GIVEN REQUEST
Reproduce the listing below without any change.

··· GIVEN RECORDS

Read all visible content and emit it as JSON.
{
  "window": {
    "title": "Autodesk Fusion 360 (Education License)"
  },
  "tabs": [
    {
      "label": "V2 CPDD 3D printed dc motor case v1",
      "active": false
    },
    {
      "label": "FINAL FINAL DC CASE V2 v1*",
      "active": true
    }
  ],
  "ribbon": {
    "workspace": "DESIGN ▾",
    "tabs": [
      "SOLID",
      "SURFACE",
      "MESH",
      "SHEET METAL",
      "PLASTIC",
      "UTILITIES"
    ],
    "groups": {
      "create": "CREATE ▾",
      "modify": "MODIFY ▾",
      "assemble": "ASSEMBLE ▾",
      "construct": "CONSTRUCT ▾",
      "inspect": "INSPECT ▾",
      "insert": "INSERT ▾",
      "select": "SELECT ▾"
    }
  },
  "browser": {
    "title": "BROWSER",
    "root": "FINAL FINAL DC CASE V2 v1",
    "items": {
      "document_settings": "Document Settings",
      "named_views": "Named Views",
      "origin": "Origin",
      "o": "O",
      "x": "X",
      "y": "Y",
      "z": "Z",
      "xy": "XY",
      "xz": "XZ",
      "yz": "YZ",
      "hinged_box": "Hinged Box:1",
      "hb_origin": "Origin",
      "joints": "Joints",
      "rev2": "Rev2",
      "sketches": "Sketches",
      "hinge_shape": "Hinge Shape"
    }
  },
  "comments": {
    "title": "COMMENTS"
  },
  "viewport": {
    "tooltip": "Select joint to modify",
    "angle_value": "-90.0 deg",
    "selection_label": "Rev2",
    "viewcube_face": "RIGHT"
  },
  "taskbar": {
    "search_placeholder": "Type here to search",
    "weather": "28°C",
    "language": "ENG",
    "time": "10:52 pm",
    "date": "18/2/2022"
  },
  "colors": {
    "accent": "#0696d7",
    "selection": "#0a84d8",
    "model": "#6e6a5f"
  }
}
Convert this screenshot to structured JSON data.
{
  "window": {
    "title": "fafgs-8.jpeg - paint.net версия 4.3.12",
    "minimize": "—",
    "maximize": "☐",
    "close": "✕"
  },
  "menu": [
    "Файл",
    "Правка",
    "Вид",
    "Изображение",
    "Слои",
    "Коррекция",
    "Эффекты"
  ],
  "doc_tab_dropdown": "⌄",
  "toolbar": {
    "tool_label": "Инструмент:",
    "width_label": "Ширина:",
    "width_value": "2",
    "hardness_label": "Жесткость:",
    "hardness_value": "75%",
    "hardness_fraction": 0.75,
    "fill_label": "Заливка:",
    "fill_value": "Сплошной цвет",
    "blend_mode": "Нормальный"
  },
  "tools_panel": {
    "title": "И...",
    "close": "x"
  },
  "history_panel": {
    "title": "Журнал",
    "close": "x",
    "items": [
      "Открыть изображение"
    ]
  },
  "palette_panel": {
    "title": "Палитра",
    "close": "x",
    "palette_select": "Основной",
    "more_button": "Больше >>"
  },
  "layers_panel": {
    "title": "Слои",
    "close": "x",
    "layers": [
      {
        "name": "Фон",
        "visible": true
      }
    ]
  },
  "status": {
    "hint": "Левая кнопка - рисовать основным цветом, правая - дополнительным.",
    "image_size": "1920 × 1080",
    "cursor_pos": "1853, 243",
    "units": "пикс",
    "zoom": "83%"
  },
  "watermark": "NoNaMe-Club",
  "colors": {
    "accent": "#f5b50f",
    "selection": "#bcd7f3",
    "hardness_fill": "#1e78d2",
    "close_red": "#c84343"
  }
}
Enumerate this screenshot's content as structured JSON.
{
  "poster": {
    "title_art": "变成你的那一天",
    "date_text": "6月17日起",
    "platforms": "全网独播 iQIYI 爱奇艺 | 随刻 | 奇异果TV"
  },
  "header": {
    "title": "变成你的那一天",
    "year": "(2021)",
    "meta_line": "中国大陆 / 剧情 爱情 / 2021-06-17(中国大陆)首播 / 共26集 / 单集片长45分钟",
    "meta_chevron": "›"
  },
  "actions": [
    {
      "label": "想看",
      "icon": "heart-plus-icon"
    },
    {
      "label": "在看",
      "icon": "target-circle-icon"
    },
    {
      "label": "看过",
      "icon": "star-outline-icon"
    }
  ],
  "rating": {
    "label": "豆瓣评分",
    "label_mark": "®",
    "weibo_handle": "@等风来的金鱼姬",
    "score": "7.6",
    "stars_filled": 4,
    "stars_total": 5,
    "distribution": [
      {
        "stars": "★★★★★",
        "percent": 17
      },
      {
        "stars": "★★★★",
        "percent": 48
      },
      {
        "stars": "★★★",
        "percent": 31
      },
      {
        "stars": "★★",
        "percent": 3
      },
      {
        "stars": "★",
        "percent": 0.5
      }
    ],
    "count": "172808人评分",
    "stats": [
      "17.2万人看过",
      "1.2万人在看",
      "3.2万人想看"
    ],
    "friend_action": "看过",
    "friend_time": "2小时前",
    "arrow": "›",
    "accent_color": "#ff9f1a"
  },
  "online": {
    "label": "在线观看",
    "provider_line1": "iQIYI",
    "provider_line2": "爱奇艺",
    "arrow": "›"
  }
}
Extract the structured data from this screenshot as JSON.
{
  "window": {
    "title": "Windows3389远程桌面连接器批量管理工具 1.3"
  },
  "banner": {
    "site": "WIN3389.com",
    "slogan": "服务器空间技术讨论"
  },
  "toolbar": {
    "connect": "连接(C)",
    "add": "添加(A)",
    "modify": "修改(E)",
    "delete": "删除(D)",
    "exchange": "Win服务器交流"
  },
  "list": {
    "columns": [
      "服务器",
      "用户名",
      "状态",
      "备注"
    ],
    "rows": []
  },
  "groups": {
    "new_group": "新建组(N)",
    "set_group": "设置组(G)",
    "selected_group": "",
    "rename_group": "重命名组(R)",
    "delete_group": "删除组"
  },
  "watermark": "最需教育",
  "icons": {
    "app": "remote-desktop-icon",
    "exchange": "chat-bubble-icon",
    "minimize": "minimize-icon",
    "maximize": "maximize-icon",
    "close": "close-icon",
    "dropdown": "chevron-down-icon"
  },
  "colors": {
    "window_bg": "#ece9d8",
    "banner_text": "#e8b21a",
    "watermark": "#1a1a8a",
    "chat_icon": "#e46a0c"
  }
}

······

COMPLETE RESPONSE
Read all visible content and emit it as JSON.
{
  "window": {
    "title": "Autodesk Fusion 360 (Education License)"
  },
  "tabs": [
    {
      "label": "V2 CPDD 3D printed dc motor case v1",
      "active": false
    },
    {
      "label": "FINAL FINAL DC CASE V2 v1*",
      "active": true
    }
  ],
  "ribbon": {
    "workspace": "DESIGN ▾",
    "tabs": [
      "SOLID",
      "SURFACE",
      "MESH",
      "SHEET METAL",
      "PLASTIC",
      "UTILITIES"
    ],
    "groups": {
      "create": "CREATE ▾",
      "modify": "MODIFY ▾",
      "assemble": "ASSEMBLE ▾",
      "construct": "CONSTRUCT ▾",
      "inspect": "INSPECT ▾",
      "insert": "INSERT ▾",
      "select": "SELECT ▾"
    }
  },
  "browser": {
    "title": "BROWSER",
    "root": "FINAL FINAL DC CASE V2 v1",
    "items": {
      "document_settings": "Document Settings",
      "named_views": "Named Views",
      "origin": "Origin",
      "o": "O",
      "x": "X",
      "y": "Y",
      "z": "Z",
      "xy": "XY",
      "xz": "XZ",
      "yz": "YZ",
      "hinged_box": "Hinged Box:1",
      "hb_origin": "Origin",
      "joints": "Joints",
      "rev2": "Rev2",
      "sketches": "Sketches",
      "hinge_shape": "Hinge Shape"
    }
  },
  "comments": {
    "title": "COMMENTS"
  },
  "viewport": {
    "tooltip": "Select joint to modify",
    "angle_value": "-90.0 deg",
    "selection_label": "Rev2",
    "viewcube_face": "RIGHT"
  },
  "taskbar": {
    "search_placeholder": "Type here to search",
    "weather": "28°C",
    "language": "ENG",
    "time": "10:52 pm",
    "date": "18/2/2022"
  },
  "colors": {
    "accent": "#0696d7",
    "selection": "#0a84d8",
    "model": "#6e6a5f"
  }
}
Convert this screenshot to structured JSON data.
{
  "window": {
    "title": "fafgs-8.jpeg - paint.net версия 4.3.12",
    "minimize": "—",
    "maximize": "☐",
    "close": "✕"
  },
  "menu": [
    "Файл",
    "Правка",
    "Вид",
    "Изображение",
    "Слои",
    "Коррекция",
    "Эффекты"
  ],
  "doc_tab_dropdown": "⌄",
  "toolbar": {
    "tool_label": "Инструмент:",
    "width_label": "Ширина:",
    "width_value": "2",
    "hardness_label": "Жесткость:",
    "hardness_value": "75%",
    "hardness_fraction": 0.75,
    "fill_label": "Заливка:",
    "fill_value": "Сплошной цвет",
    "blend_mode": "Нормальный"
  },
  "tools_panel": {
    "title": "И...",
    "close": "x"
  },
  "history_panel": {
    "title": "Журнал",
    "close": "x",
    "items": [
      "Открыть изображение"
    ]
  },
  "palette_panel": {
    "title": "Палитра",
    "close": "x",
    "palette_select": "Основной",
    "more_button": "Больше >>"
  },
  "layers_panel": {
    "title": "Слои",
    "close": "x",
    "layers": [
      {
        "name": "Фон",
        "visible": true
      }
    ]
  },
  "status": {
    "hint": "Левая кнопка - рисовать основным цветом, правая - дополнительным.",
    "image_size": "1920 × 1080",
    "cursor_pos": "1853, 243",
    "units": "пикс",
    "zoom": "83%"
  },
  "watermark": "NoNaMe-Club",
  "colors": {
    "accent": "#f5b50f",
    "selection": "#bcd7f3",
    "hardness_fill": "#1e78d2",
    "close_red": "#c84343"
  }
}
Enumerate this screenshot's content as structured JSON.
{
  "poster": {
    "title_art": "变成你的那一天",
    "date_text": "6月17日起",
    "platforms": "全网独播 iQIYI 爱奇艺 | 随刻 | 奇异果TV"
  },
  "header": {
    "title": "变成你的那一天",
    "year": "(2021)",
    "meta_line": "中国大陆 / 剧情 爱情 / 2021-06-17(中国大陆)首播 / 共26集 / 单集片长45分钟",
    "meta_chevron": "›"
  },
  "actions": [
    {
      "label": "想看",
      "icon": "heart-plus-icon"
    },
    {
      "label": "在看",
      "icon": "target-circle-icon"
    },
    {
      "label": "看过",
      "icon": "star-outline-icon"
    }
  ],
  "rating": {
    "label": "豆瓣评分",
    "label_mark": "®",
    "weibo_handle": "@等风来的金鱼姬",
    "score": "7.6",
    "stars_filled": 4,
    "stars_total": 5,
    "distribution": [
      {
        "stars": "★★★★★",
        "percent": 17
      },
      {
        "stars": "★★★★",
        "percent": 48
      },
      {
        "stars": "★★★",
        "percent": 31
      },
      {
        "stars": "★★",
        "percent": 3
      },
      {
        "stars": "★",
        "percent": 0.5
      }
    ],
    "count": "172808人评分",
    "stats": [
      "17.2万人看过",
      "1.2万人在看",
      "3.2万人想看"
    ],
    "friend_action": "看过",
    "friend_time": "2小时前",
    "arrow": "›",
    "accent_color": "#ff9f1a"
  },
  "online": {
    "label": "在线观看",
    "provider_line1": "iQIYI",
    "provider_line2": "爱奇艺",
    "arrow": "›"
  }
}
Extract the structured data from this screenshot as JSON.
{
  "window": {
    "title": "Windows3389远程桌面连接器批量管理工具 1.3"
  },
  "banner": {
    "site": "WIN3389.com",
    "slogan": "服务器空间技术讨论"
  },
  "toolbar": {
    "connect": "连接(C)",
    "add": "添加(A)",
    "modify": "修改(E)",
    "delete": "删除(D)",
    "exchange": "Win服务器交流"
  },
  "list": {
    "columns": [
      "服务器",
      "用户名",
      "状态",
      "备注"
    ],
    "rows": []
  },
  "groups": {
    "new_group": "新建组(N)",
    "set_group": "设置组(G)",
    "selected_group": "",
    "rename_group": "重命名组(R)",
    "delete_group": "删除组"
  },
  "watermark": "最需教育",
  "icons": {
    "app": "remote-desktop-icon",
    "exchange": "chat-bubble-icon",
    "minimize": "minimize-icon",
    "maximize": "maximize-icon",
    "close": "close-icon",
    "dropdown": "chevron-down-icon"
  },
  "colors": {
    "window_bg": "#ece9d8",
    "banner_text": "#e8b21a",
    "watermark": "#1a1a8a",
    "chat_icon": "#e46a0c"
  }
}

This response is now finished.